◆ **YOUR INSTRUCTIONS**
Set down all of the entries word for word, omitting the images they contain.
=====
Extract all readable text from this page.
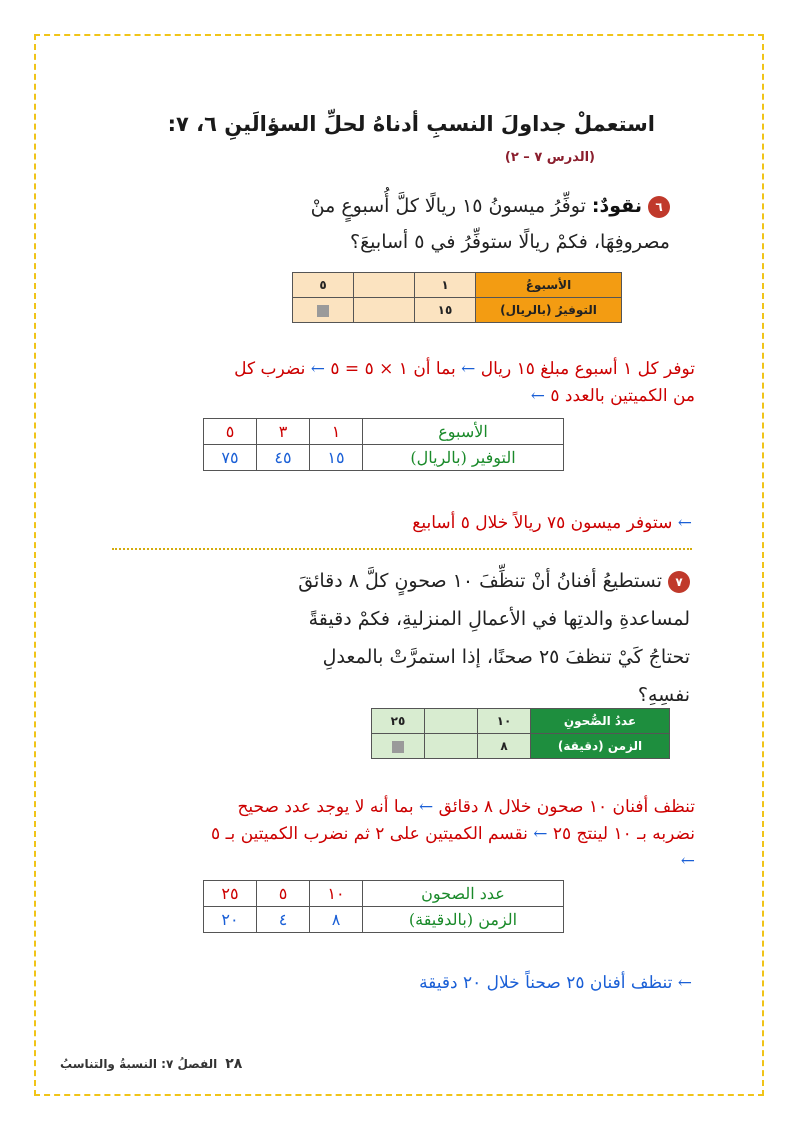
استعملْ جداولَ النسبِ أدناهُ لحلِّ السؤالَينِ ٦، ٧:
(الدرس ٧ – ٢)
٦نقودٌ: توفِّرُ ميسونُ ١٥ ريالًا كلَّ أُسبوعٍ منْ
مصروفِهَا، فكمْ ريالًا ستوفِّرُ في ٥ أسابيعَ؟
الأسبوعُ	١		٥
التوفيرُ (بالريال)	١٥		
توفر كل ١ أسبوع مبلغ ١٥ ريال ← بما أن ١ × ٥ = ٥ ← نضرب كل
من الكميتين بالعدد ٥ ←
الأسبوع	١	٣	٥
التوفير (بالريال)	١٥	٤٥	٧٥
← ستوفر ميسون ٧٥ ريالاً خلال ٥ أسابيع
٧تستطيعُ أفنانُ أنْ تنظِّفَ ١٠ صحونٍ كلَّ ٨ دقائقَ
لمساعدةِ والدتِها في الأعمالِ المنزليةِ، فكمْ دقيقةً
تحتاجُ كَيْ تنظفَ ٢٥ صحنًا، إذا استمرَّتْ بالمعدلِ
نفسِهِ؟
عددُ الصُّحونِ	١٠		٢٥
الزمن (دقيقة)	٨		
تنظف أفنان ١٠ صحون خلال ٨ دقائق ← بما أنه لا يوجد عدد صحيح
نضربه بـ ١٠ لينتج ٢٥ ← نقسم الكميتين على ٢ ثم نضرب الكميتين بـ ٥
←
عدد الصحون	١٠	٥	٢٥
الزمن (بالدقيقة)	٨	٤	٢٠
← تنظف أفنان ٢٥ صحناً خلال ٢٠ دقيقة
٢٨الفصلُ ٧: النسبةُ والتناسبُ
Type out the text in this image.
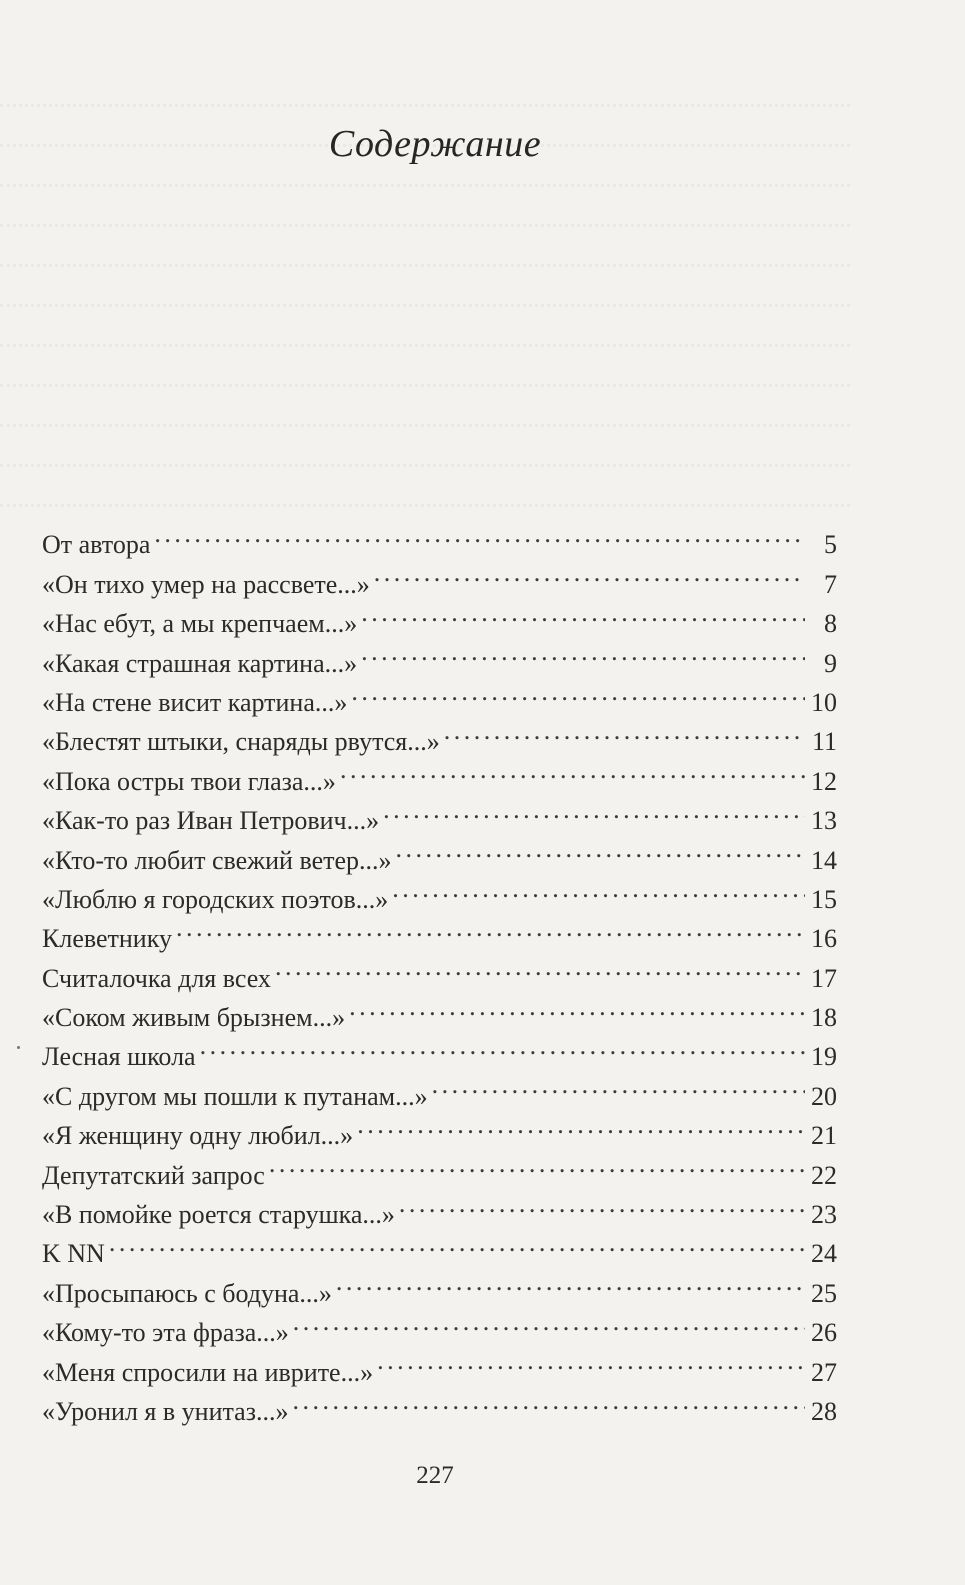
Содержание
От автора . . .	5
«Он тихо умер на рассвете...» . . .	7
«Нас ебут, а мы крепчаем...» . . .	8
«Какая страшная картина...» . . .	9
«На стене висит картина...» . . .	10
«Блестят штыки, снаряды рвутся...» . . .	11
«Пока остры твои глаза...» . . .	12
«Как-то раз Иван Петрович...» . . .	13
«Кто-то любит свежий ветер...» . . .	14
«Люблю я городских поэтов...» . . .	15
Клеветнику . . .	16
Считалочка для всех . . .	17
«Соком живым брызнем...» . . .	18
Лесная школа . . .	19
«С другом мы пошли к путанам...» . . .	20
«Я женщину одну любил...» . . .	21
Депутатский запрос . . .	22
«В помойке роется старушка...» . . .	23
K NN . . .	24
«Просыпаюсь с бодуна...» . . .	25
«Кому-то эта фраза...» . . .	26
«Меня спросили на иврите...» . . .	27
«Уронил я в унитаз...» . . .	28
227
=====
◆ **RESPONSE**
Extract all readable text from this page.
استعملْ جداولَ النسبِ أدناهُ لحلِّ السؤالَينِ ٦، ٧:
(الدرس ٧ – ٢)
٦نقودٌ: توفِّرُ ميسونُ ١٥ ريالًا كلَّ أُسبوعٍ منْ
مصروفِهَا، فكمْ ريالًا ستوفِّرُ في ٥ أسابيعَ؟
الأسبوعُ	١		٥
التوفيرُ (بالريال)	١٥		
توفر كل ١ أسبوع مبلغ ١٥ ريال ← بما أن ١ × ٥ = ٥ ← نضرب كل
من الكميتين بالعدد ٥ ←
الأسبوع	١	٣	٥
التوفير (بالريال)	١٥	٤٥	٧٥
← ستوفر ميسون ٧٥ ريالاً خلال ٥ أسابيع
٧تستطيعُ أفنانُ أنْ تنظِّفَ ١٠ صحونٍ كلَّ ٨ دقائقَ
لمساعدةِ والدتِها في الأعمالِ المنزليةِ، فكمْ دقيقةً
تحتاجُ كَيْ تنظفَ ٢٥ صحنًا، إذا استمرَّتْ بالمعدلِ
نفسِهِ؟
عددُ الصُّحونِ	١٠		٢٥
الزمن (دقيقة)	٨		
تنظف أفنان ١٠ صحون خلال ٨ دقائق ← بما أنه لا يوجد عدد صحيح
نضربه بـ ١٠ لينتج ٢٥ ← نقسم الكميتين على ٢ ثم نضرب الكميتين بـ ٥
←
عدد الصحون	١٠	٥	٢٥
الزمن (بالدقيقة)	٨	٤	٢٠
← تنظف أفنان ٢٥ صحناً خلال ٢٠ دقيقة
٢٨الفصلُ ٧: النسبةُ والتناسبُ
Type out the text in this image.
Содержание
От автора . . .	5
«Он тихо умер на рассвете...» . . .	7
«Нас ебут, а мы крепчаем...» . . .	8
«Какая страшная картина...» . . .	9
«На стене висит картина...» . . .	10
«Блестят штыки, снаряды рвутся...» . . .	11
«Пока остры твои глаза...» . . .	12
«Как-то раз Иван Петрович...» . . .	13
«Кто-то любит свежий ветер...» . . .	14
«Люблю я городских поэтов...» . . .	15
Клеветнику . . .	16
Считалочка для всех . . .	17
«Соком живым брызнем...» . . .	18
Лесная школа . . .	19
«С другом мы пошли к путанам...» . . .	20
«Я женщину одну любил...» . . .	21
Депутатский запрос . . .	22
«В помойке роется старушка...» . . .	23
K NN . . .	24
«Просыпаюсь с бодуна...» . . .	25
«Кому-то эта фраза...» . . .	26
«Меня спросили на иврите...» . . .	27
«Уронил я в унитаз...» . . .	28
227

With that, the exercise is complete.